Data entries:
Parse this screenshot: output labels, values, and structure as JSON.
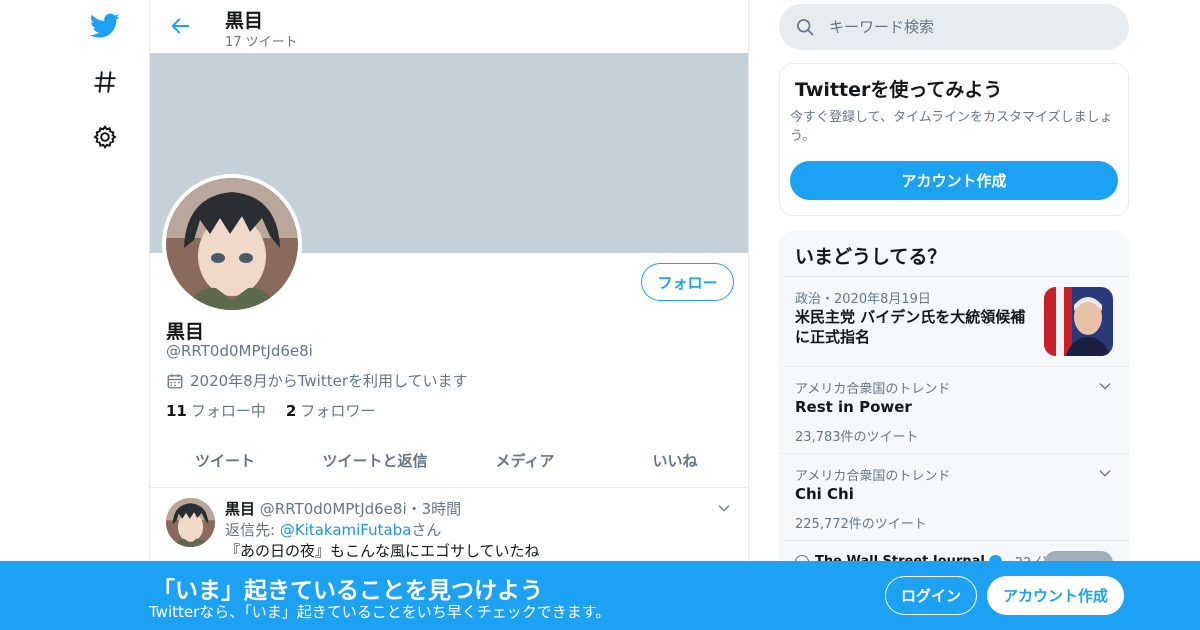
{
  "nav": {
    "icons": [
      "twitter-logo-icon",
      "hashtag-icon",
      "gear-icon"
    ]
  },
  "header": {
    "name": "黒目",
    "tweet_count": "17 ツイート"
  },
  "profile": {
    "follow_label": "フォロー",
    "name": "黒目",
    "handle": "@RRT0d0MPtJd6e8i",
    "joined": "2020年8月からTwitterを利用しています",
    "following_count": "11",
    "following_label": "フォロー中",
    "followers_count": "2",
    "followers_label": "フォロワー"
  },
  "tabs": [
    {
      "label": "ツイート"
    },
    {
      "label": "ツイートと返信"
    },
    {
      "label": "メディア"
    },
    {
      "label": "いいね"
    }
  ],
  "tweet": {
    "name": "黒目",
    "handle": "@RRT0d0MPtJd6e8i",
    "sep": "・",
    "time": "3時間",
    "reply_prefix": "返信先: ",
    "reply_handle": "@KitakamiFutaba",
    "reply_suffix": "さん",
    "text": "『あの日の夜』もこんな風にエゴサしていたね"
  },
  "search": {
    "placeholder": "キーワード検索"
  },
  "signup": {
    "title": "Twitterを使ってみよう",
    "description": "今すぐ登録して、タイムラインをカスタマイズしましょう。",
    "button": "アカウント作成"
  },
  "trends": {
    "title": "いまどうしてる？",
    "items": [
      {
        "context": "政治・2020年8月19日",
        "name": "米民主党 バイデン氏を大統領候補に正式指名",
        "count": ""
      },
      {
        "context": "アメリカ合衆国のトレンド",
        "name": "Rest in Power",
        "count": "23,783件のツイート"
      },
      {
        "context": "アメリカ合衆国のトレンド",
        "name": "Chi Chi",
        "count": "225,772件のツイート"
      },
      {
        "context": "The Wall Street Journal",
        "name": "",
        "count": "",
        "time": "・22 分前"
      }
    ]
  },
  "bottom_bar": {
    "title": "「いま」起きていることを見つけよう",
    "subtitle": "Twitterなら、「いま」起きていることをいち早くチェックできます。",
    "login": "ログイン",
    "signup": "アカウント作成"
  },
  "colors": {
    "accent": "#1da1f2",
    "banner": "#c5d0d9",
    "secondary_text": "#657786"
  }
}
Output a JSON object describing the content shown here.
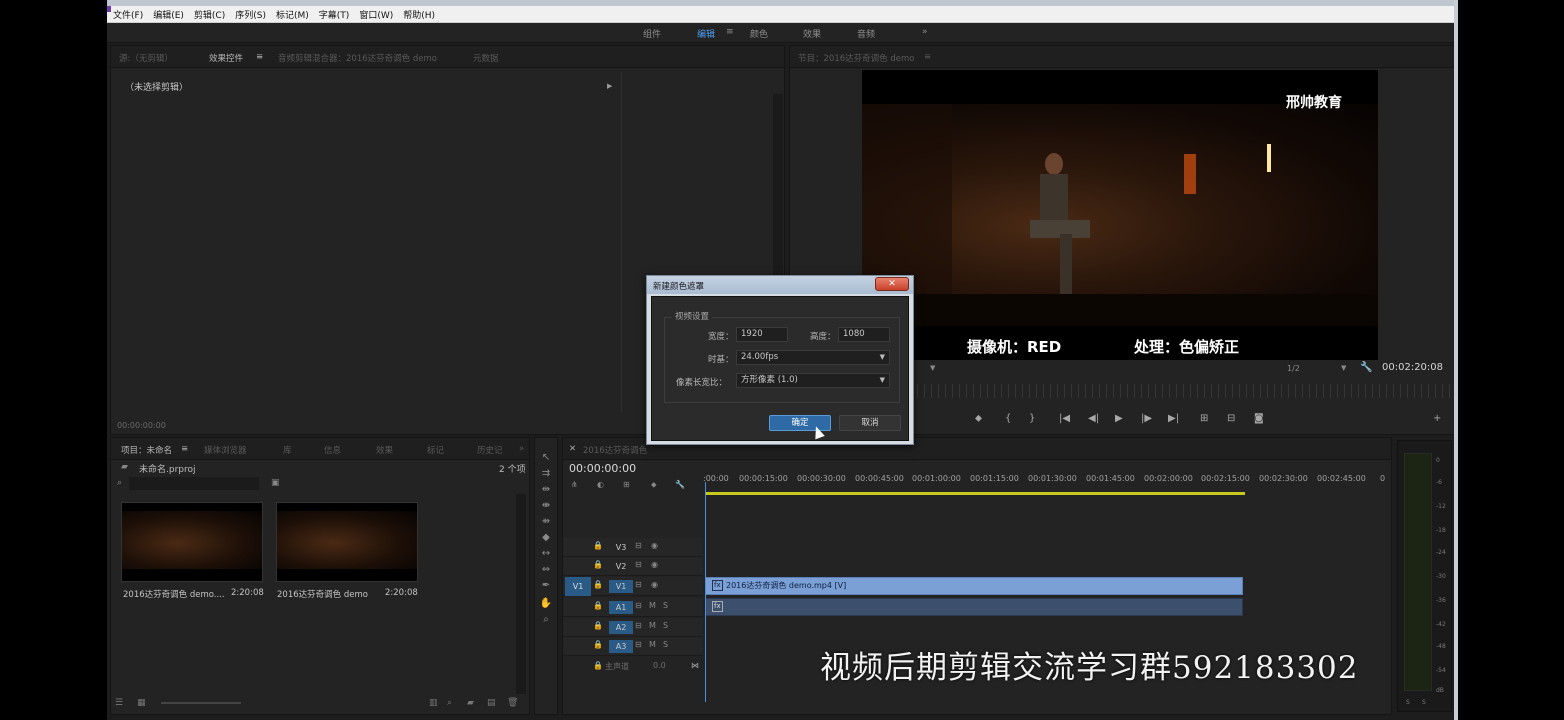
{
  "menu": [
    "文件(F)",
    "编辑(E)",
    "剪辑(C)",
    "序列(S)",
    "标记(M)",
    "字幕(T)",
    "窗口(W)",
    "帮助(H)"
  ],
  "workspaces": {
    "items": [
      "组件",
      "编辑",
      "颜色",
      "效果",
      "音频"
    ],
    "active": "编辑",
    "more": "»"
  },
  "effect_panel": {
    "tabs": [
      "源:（无剪辑）",
      "效果控件",
      "音频剪辑混合器：2016达芬奇调色 demo",
      "元数据"
    ],
    "empty_text": "（未选择剪辑）",
    "timecode": "00:00:00:00"
  },
  "program_monitor": {
    "tab": "节目：2016达芬奇调色 demo",
    "brand": "邢帅教育",
    "subtitle_left": "摄像机：RED",
    "subtitle_right": "处理：色偏矫正",
    "resolution": "1/2",
    "timecode": "00:02:20:08"
  },
  "project_panel": {
    "tabs": [
      "项目：未命名",
      "媒体浏览器",
      "库",
      "信息",
      "效果",
      "标记",
      "历史记"
    ],
    "project_file": "未命名.prproj",
    "item_count": "2 个项",
    "items": [
      {
        "name": "2016达芬奇调色 demo....",
        "duration": "2:20:08"
      },
      {
        "name": "2016达芬奇调色 demo",
        "duration": "2:20:08"
      }
    ]
  },
  "timeline": {
    "tab": "2016达芬奇调色",
    "timecode": "00:00:00:00",
    "ruler": [
      ":00:00",
      "00:00:15:00",
      "00:00:30:00",
      "00:00:45:00",
      "00:01:00:00",
      "00:01:15:00",
      "00:01:30:00",
      "00:01:45:00",
      "00:02:00:00",
      "00:02:15:00",
      "00:02:30:00",
      "00:02:45:00",
      "0"
    ],
    "video_tracks": [
      "V3",
      "V2",
      "V1"
    ],
    "audio_tracks": [
      "A1",
      "A2",
      "A3"
    ],
    "source_patch": "V1",
    "master_label": "主声道",
    "master_value": "0.0",
    "clip_video": "2016达芬奇调色 demo.mp4 [V]",
    "track_m": "M",
    "track_s": "S"
  },
  "audio_meter": {
    "labels": [
      "0",
      "-6",
      "-12",
      "-18",
      "-24",
      "-30",
      "-36",
      "-42",
      "-48",
      "-54",
      "dB"
    ],
    "footer": [
      "S",
      "S"
    ]
  },
  "dialog": {
    "title": "新建颜色遮罩",
    "group_title": "视频设置",
    "width_label": "宽度：",
    "width_value": "1920",
    "height_label": "高度：",
    "height_value": "1080",
    "timebase_label": "时基：",
    "timebase_value": "24.00fps",
    "pixel_label": "像素长宽比：",
    "pixel_value": "方形像素 (1.0)",
    "ok": "确定",
    "cancel": "取消",
    "close": "✕"
  },
  "watermark": "视频后期剪辑交流学习群592183302"
}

▸ **Your objective**
Only what runs from the line containing "Output a JSON" through the end of the entries above should be extracted, exactly and without pictures.

▸ **Reply to the task**
Output a JSON object describing the content shown here.
{
  "menu": [
    "文件(F)",
    "编辑(E)",
    "剪辑(C)",
    "序列(S)",
    "标记(M)",
    "字幕(T)",
    "窗口(W)",
    "帮助(H)"
  ],
  "workspaces": {
    "items": [
      "组件",
      "编辑",
      "颜色",
      "效果",
      "音频"
    ],
    "active": "编辑",
    "more": "»"
  },
  "effect_panel": {
    "tabs": [
      "源:（无剪辑）",
      "效果控件",
      "音频剪辑混合器：2016达芬奇调色 demo",
      "元数据"
    ],
    "empty_text": "（未选择剪辑）",
    "timecode": "00:00:00:00"
  },
  "program_monitor": {
    "tab": "节目：2016达芬奇调色 demo",
    "brand": "邢帅教育",
    "subtitle_left": "摄像机：RED",
    "subtitle_right": "处理：色偏矫正",
    "resolution": "1/2",
    "timecode": "00:02:20:08"
  },
  "project_panel": {
    "tabs": [
      "项目：未命名",
      "媒体浏览器",
      "库",
      "信息",
      "效果",
      "标记",
      "历史记"
    ],
    "project_file": "未命名.prproj",
    "item_count": "2 个项",
    "items": [
      {
        "name": "2016达芬奇调色 demo....",
        "duration": "2:20:08"
      },
      {
        "name": "2016达芬奇调色 demo",
        "duration": "2:20:08"
      }
    ]
  },
  "timeline": {
    "tab": "2016达芬奇调色",
    "timecode": "00:00:00:00",
    "ruler": [
      ":00:00",
      "00:00:15:00",
      "00:00:30:00",
      "00:00:45:00",
      "00:01:00:00",
      "00:01:15:00",
      "00:01:30:00",
      "00:01:45:00",
      "00:02:00:00",
      "00:02:15:00",
      "00:02:30:00",
      "00:02:45:00",
      "0"
    ],
    "video_tracks": [
      "V3",
      "V2",
      "V1"
    ],
    "audio_tracks": [
      "A1",
      "A2",
      "A3"
    ],
    "source_patch": "V1",
    "master_label": "主声道",
    "master_value": "0.0",
    "clip_video": "2016达芬奇调色 demo.mp4 [V]",
    "track_m": "M",
    "track_s": "S"
  },
  "audio_meter": {
    "labels": [
      "0",
      "-6",
      "-12",
      "-18",
      "-24",
      "-30",
      "-36",
      "-42",
      "-48",
      "-54",
      "dB"
    ],
    "footer": [
      "S",
      "S"
    ]
  },
  "dialog": {
    "title": "新建颜色遮罩",
    "group_title": "视频设置",
    "width_label": "宽度：",
    "width_value": "1920",
    "height_label": "高度：",
    "height_value": "1080",
    "timebase_label": "时基：",
    "timebase_value": "24.00fps",
    "pixel_label": "像素长宽比：",
    "pixel_value": "方形像素 (1.0)",
    "ok": "确定",
    "cancel": "取消",
    "close": "✕"
  },
  "watermark": "视频后期剪辑交流学习群592183302"
}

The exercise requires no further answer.